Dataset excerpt
[start]

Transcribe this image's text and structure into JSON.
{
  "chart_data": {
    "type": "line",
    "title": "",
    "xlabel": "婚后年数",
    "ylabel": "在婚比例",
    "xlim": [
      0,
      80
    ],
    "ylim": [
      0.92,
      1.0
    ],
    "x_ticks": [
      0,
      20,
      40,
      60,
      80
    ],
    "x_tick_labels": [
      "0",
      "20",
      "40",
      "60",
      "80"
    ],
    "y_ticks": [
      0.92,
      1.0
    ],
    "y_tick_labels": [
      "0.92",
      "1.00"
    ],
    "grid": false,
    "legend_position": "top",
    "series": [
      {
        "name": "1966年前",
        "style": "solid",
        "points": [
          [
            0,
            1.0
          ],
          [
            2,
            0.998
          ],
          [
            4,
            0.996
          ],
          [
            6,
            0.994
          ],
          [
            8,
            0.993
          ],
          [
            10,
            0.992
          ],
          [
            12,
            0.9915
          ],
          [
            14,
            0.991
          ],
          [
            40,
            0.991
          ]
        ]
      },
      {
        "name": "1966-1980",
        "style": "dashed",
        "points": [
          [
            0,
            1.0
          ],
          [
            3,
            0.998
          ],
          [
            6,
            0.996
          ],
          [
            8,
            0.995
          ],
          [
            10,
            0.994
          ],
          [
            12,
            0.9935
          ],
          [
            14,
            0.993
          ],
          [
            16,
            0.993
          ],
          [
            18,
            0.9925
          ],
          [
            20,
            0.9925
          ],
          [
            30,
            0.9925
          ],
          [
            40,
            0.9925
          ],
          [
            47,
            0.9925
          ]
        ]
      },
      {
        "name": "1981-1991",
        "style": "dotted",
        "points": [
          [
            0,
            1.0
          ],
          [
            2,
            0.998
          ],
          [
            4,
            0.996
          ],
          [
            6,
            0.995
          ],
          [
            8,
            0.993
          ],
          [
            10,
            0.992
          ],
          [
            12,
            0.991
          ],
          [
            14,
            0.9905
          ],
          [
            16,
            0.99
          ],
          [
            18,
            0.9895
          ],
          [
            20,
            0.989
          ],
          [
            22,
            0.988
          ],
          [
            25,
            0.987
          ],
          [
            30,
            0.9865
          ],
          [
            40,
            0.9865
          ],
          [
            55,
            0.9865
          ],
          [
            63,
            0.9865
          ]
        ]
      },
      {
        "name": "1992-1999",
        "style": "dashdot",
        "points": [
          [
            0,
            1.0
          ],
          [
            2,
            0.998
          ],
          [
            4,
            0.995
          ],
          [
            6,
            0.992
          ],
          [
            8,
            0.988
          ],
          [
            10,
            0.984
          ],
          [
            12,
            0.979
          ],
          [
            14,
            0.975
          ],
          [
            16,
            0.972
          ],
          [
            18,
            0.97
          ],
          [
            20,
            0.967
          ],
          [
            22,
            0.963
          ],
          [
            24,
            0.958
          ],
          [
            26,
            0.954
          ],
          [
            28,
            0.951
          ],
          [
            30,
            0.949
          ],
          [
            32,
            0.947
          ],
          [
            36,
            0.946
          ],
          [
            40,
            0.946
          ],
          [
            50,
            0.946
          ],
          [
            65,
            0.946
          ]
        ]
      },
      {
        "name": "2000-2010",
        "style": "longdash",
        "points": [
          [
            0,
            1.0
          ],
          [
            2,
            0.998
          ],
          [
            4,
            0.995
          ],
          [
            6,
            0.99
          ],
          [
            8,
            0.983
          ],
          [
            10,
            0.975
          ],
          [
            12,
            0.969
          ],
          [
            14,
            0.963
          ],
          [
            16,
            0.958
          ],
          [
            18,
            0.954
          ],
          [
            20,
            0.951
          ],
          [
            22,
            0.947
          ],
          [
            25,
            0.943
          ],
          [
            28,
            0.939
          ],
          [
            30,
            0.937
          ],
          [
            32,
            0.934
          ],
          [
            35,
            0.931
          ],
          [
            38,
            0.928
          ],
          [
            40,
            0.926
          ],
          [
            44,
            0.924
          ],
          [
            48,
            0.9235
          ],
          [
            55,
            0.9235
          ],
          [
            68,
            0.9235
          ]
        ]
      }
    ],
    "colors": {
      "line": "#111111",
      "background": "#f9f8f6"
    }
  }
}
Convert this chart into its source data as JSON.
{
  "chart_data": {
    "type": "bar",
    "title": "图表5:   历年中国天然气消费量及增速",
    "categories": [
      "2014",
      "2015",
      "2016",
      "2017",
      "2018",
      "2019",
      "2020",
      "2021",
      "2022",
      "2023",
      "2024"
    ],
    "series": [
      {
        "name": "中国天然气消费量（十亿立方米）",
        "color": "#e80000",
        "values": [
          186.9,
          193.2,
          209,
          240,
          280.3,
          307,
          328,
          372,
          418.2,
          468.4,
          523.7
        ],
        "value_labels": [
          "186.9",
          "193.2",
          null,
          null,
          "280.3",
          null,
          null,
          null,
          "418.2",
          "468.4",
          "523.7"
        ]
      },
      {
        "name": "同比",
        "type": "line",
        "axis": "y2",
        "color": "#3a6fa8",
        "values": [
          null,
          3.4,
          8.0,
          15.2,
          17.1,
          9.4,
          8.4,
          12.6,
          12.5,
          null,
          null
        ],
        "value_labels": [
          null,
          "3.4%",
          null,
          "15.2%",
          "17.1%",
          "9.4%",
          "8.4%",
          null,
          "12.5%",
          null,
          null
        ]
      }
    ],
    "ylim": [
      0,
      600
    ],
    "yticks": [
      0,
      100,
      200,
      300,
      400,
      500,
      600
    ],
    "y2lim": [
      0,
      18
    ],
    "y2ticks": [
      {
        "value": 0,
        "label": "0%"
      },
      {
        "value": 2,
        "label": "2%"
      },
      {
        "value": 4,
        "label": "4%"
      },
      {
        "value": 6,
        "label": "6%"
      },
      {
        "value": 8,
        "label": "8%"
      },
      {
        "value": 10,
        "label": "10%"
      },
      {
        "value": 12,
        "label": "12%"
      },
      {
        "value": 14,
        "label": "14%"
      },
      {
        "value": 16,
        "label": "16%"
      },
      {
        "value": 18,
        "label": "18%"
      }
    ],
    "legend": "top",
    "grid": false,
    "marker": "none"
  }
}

[end]

** Stated exercise **
Locate all lines in the listing above with the word "JSON". Copy them.

** Written reply **
Transcribe this image's text and structure into JSON.
Convert this chart into its source data as JSON.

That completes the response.